:: Data rows ::

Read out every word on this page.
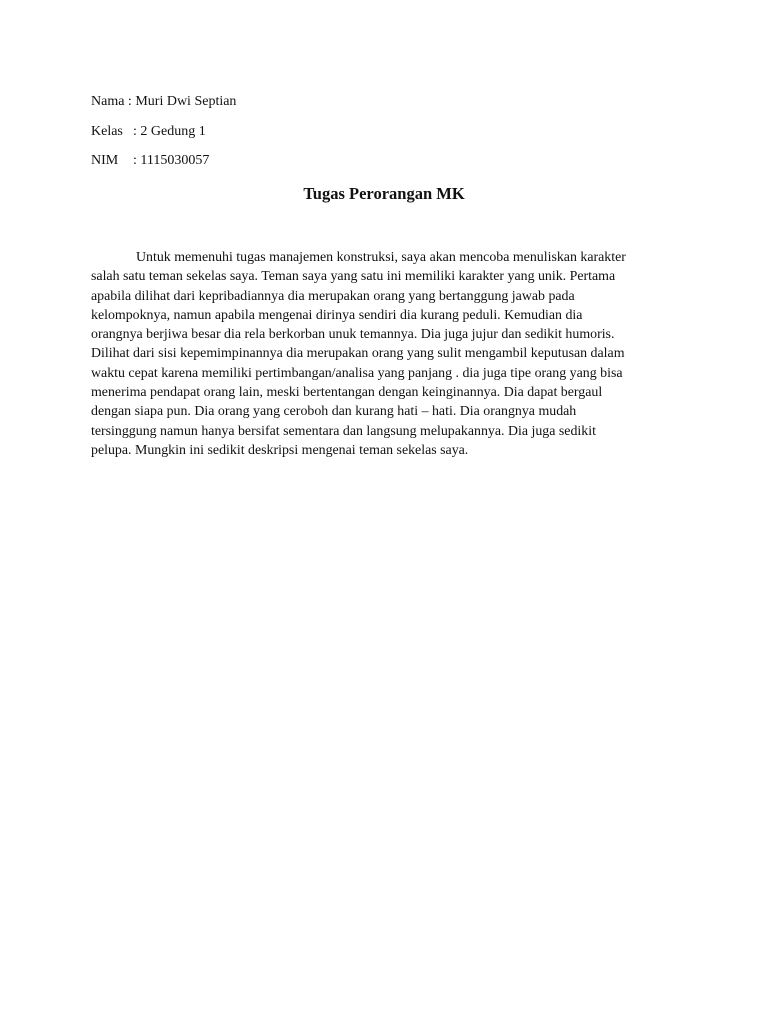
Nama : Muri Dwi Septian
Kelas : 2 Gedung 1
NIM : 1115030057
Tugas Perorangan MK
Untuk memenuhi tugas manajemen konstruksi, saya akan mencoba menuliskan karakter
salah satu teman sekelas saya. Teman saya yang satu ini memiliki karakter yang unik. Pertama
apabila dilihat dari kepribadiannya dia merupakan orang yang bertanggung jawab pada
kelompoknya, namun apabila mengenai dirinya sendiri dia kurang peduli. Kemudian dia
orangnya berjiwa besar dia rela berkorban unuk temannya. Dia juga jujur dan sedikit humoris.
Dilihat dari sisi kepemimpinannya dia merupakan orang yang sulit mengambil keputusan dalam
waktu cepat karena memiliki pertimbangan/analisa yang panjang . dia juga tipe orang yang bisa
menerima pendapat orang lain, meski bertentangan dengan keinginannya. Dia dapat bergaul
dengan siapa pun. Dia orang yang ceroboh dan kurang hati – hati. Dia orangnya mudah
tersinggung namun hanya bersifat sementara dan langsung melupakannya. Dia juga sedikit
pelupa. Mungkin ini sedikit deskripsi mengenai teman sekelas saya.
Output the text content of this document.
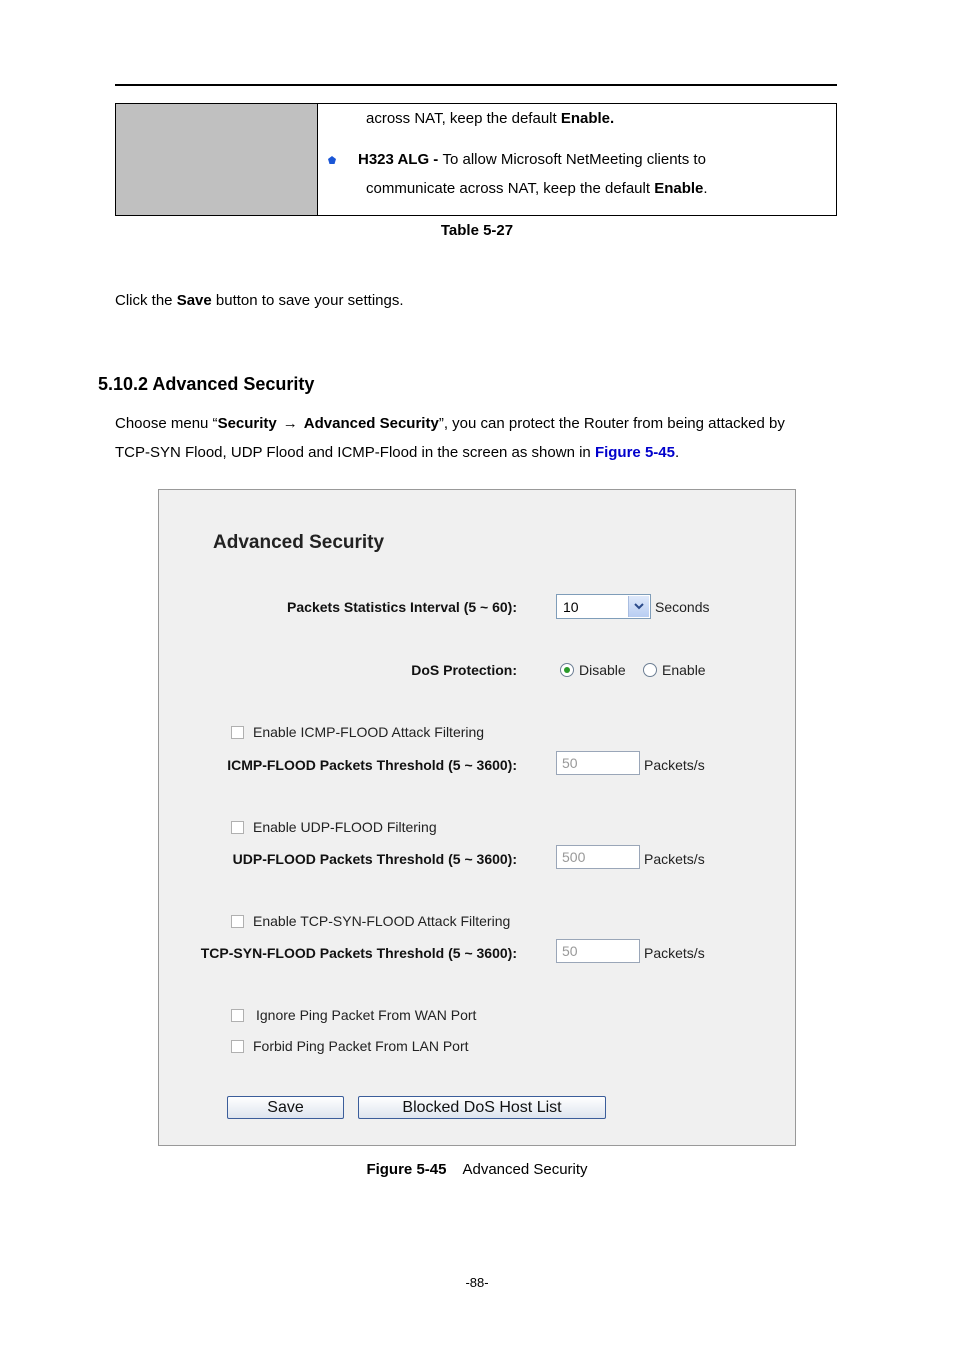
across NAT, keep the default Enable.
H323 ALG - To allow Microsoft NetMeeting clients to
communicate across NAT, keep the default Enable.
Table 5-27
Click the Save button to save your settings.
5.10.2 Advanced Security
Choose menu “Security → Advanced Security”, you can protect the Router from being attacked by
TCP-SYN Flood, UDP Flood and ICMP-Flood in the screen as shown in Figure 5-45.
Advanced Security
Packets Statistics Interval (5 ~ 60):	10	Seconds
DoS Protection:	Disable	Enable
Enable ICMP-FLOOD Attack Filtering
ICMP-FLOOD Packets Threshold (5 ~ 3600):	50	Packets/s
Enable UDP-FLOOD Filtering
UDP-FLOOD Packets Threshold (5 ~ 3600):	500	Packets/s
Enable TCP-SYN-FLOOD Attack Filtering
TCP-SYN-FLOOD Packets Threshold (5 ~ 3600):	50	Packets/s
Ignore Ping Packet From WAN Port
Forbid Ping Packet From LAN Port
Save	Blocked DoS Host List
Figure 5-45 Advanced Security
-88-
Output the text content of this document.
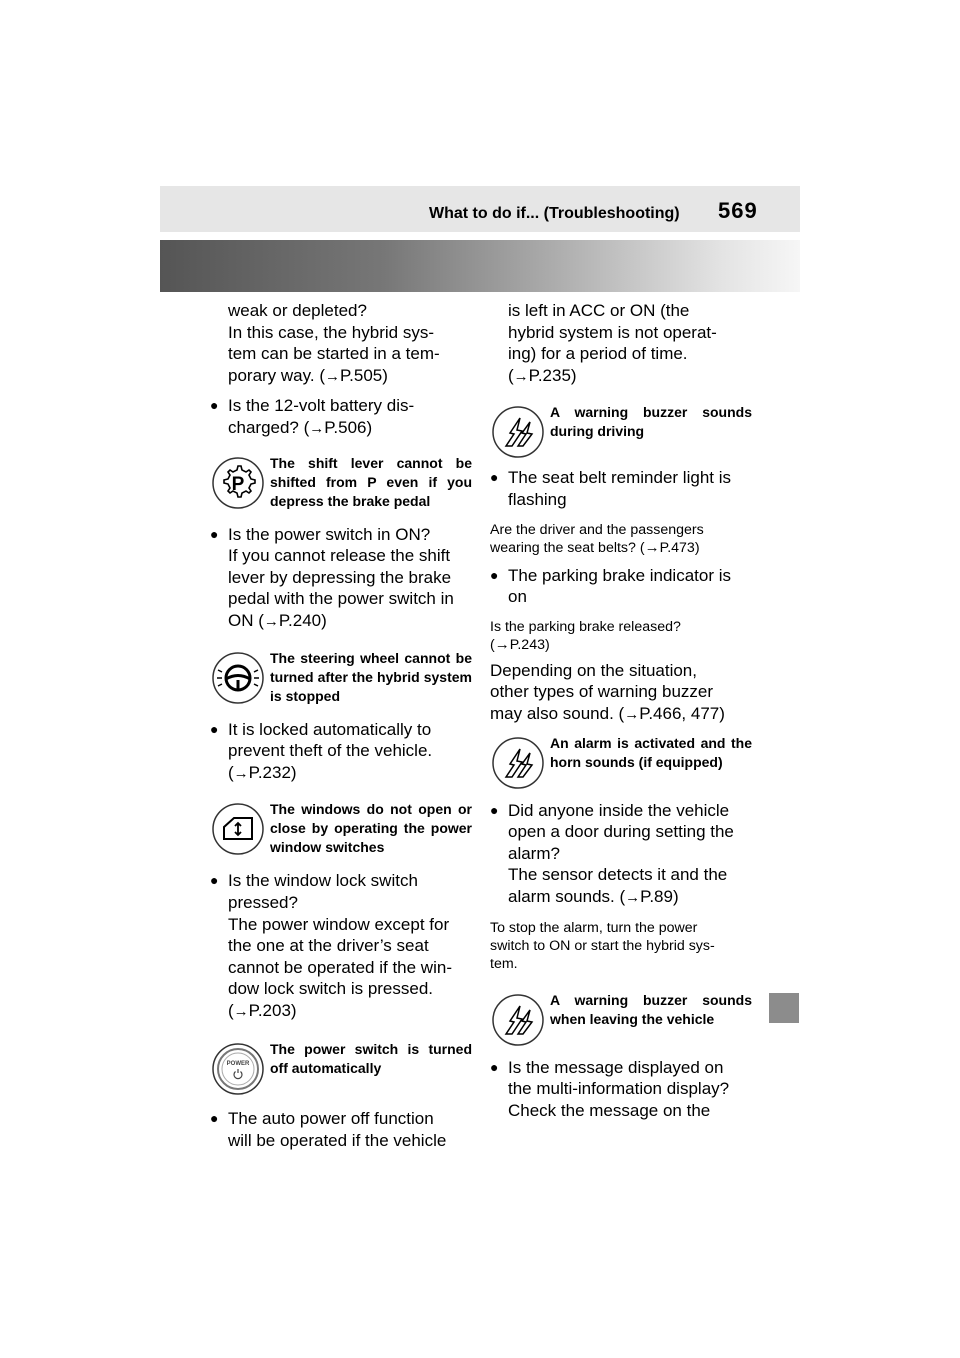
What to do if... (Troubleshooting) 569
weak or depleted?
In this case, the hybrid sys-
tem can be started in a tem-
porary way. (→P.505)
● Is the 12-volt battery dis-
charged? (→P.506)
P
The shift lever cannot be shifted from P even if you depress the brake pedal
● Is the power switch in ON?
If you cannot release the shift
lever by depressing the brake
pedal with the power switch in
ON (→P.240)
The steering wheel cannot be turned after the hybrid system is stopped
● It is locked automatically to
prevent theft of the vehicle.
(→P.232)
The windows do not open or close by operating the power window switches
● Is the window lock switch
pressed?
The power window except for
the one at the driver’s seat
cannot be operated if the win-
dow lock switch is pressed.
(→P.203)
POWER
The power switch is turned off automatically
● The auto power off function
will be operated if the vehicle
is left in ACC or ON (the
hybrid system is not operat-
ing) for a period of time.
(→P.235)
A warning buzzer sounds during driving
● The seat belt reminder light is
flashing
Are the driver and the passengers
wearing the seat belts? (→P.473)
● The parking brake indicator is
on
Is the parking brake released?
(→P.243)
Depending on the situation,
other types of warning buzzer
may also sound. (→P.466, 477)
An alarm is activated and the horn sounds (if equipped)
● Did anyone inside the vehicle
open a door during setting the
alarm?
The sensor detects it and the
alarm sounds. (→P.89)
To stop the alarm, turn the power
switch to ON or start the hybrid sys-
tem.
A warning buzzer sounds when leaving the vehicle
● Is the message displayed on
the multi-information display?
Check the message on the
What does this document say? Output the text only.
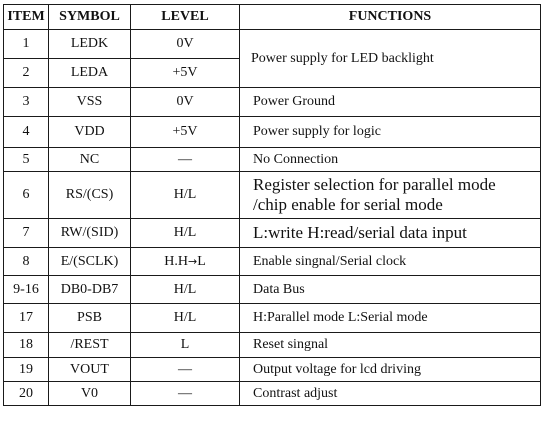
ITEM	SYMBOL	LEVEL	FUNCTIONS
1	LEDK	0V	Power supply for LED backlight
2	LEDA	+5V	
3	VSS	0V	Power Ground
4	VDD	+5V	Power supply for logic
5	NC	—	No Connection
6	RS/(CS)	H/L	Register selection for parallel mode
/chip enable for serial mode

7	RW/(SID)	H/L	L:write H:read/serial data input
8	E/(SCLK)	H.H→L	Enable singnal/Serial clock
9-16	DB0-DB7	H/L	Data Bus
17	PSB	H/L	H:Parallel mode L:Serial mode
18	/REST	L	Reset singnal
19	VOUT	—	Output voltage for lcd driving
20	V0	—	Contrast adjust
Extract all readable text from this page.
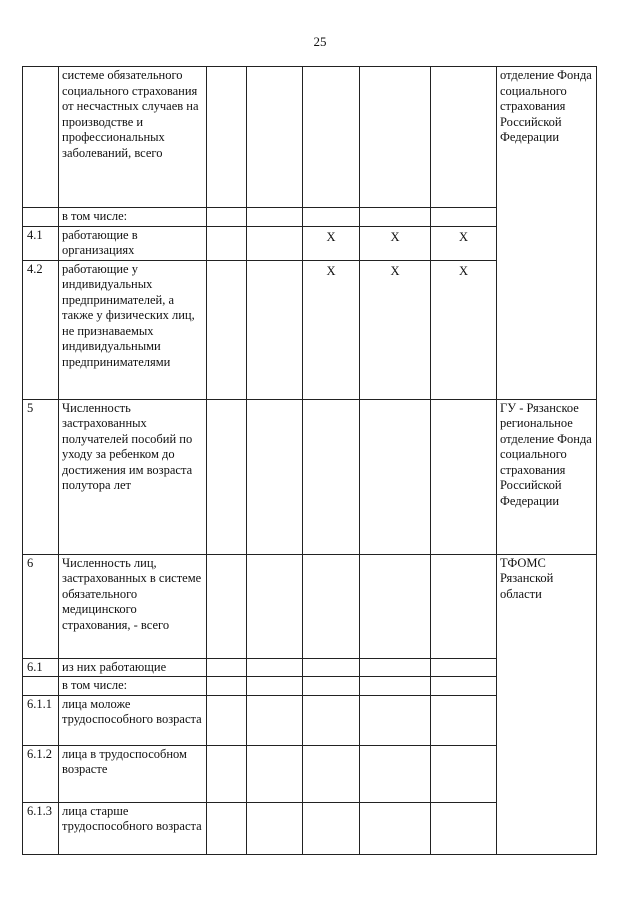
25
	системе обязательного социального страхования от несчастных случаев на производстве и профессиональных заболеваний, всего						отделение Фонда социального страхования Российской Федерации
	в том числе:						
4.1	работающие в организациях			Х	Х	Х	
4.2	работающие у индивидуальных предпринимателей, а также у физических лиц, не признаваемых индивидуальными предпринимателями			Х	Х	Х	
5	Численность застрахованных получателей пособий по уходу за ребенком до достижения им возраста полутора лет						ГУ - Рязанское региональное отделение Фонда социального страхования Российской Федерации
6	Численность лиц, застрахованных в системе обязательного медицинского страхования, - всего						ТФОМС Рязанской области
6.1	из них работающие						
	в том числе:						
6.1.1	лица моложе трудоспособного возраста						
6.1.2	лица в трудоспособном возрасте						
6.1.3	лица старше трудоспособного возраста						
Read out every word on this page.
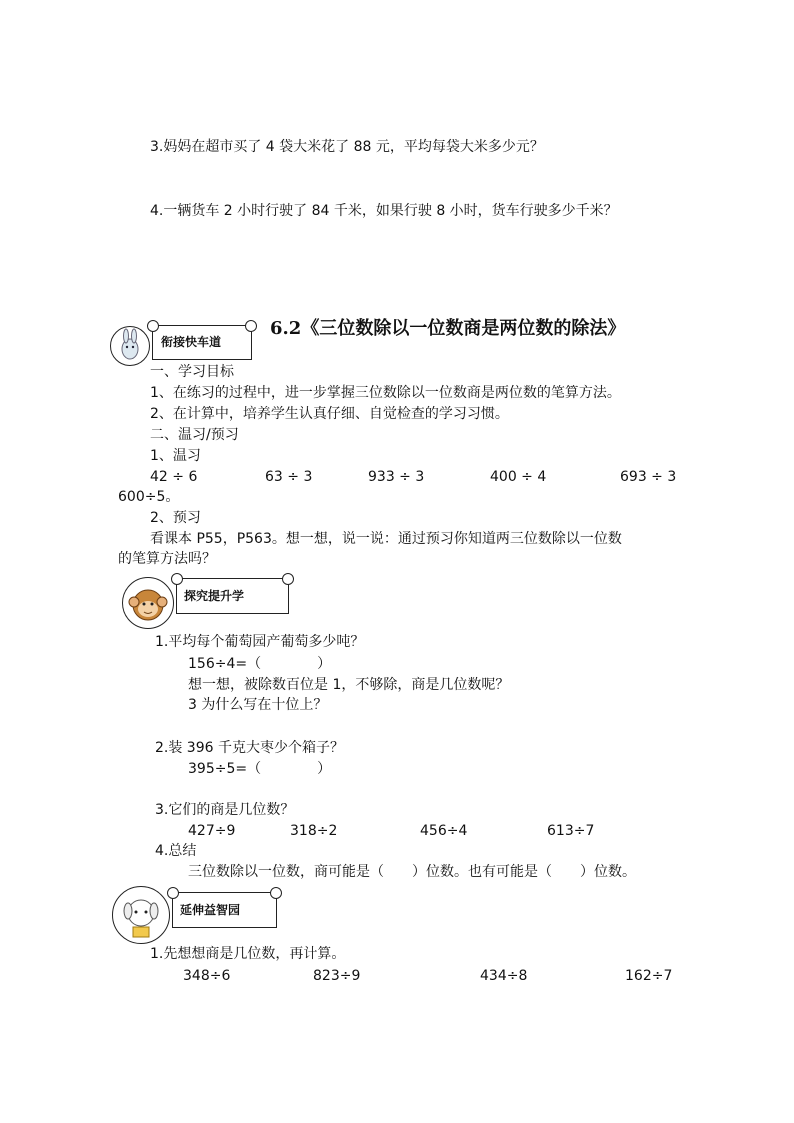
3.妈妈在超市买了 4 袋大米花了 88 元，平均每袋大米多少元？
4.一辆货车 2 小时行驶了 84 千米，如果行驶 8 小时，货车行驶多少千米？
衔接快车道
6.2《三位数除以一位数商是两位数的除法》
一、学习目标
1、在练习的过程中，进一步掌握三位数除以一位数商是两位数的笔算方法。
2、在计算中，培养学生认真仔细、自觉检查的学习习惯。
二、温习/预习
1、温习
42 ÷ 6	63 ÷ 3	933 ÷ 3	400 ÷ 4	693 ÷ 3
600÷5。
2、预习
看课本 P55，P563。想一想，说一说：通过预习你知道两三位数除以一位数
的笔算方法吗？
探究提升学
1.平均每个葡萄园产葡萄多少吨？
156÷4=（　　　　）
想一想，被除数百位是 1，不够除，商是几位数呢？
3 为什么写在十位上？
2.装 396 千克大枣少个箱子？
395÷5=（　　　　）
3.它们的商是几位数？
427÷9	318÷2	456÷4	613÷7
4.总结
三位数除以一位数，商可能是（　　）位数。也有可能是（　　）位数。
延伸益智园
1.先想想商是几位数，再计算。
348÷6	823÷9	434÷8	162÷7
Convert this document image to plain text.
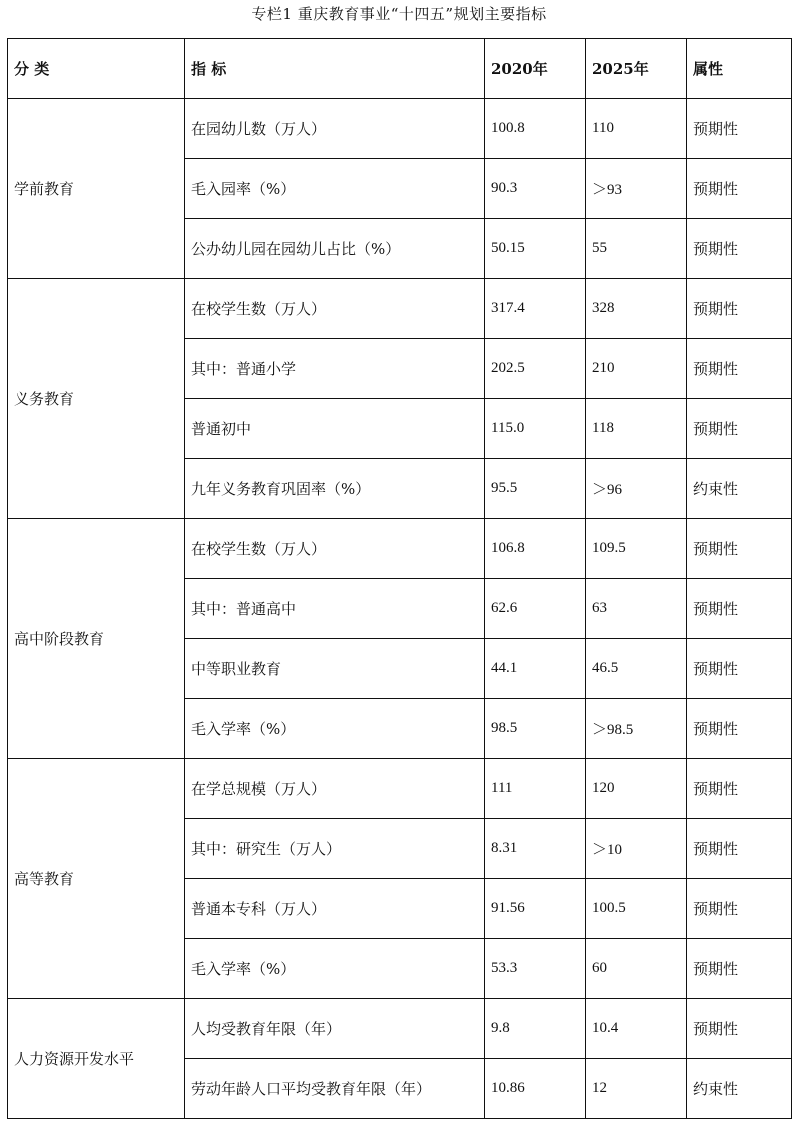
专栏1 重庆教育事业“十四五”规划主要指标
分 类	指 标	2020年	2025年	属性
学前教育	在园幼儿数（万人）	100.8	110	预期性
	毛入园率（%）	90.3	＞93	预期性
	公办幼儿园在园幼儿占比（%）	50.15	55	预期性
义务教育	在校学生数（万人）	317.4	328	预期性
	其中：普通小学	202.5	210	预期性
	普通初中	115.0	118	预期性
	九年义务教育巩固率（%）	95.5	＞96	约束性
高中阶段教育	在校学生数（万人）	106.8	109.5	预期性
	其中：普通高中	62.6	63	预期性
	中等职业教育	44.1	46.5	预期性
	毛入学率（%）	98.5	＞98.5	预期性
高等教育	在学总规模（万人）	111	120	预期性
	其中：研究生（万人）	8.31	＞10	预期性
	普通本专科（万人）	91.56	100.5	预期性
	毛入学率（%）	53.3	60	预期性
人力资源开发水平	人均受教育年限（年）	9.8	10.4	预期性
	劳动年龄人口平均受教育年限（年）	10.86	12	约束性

:::

Set task:
Search the data above for the word "всего", then gather each line in which it appears.

Exercise output:
	системе обязательного социального страхования от несчастных случаев на производстве и профессиональных заболеваний, всего						отделение Фонда социального страхования Российской Федерации
6	Численность лиц, застрахованных в системе обязательного медицинского страхования, - всего						ТФОМС Рязанской области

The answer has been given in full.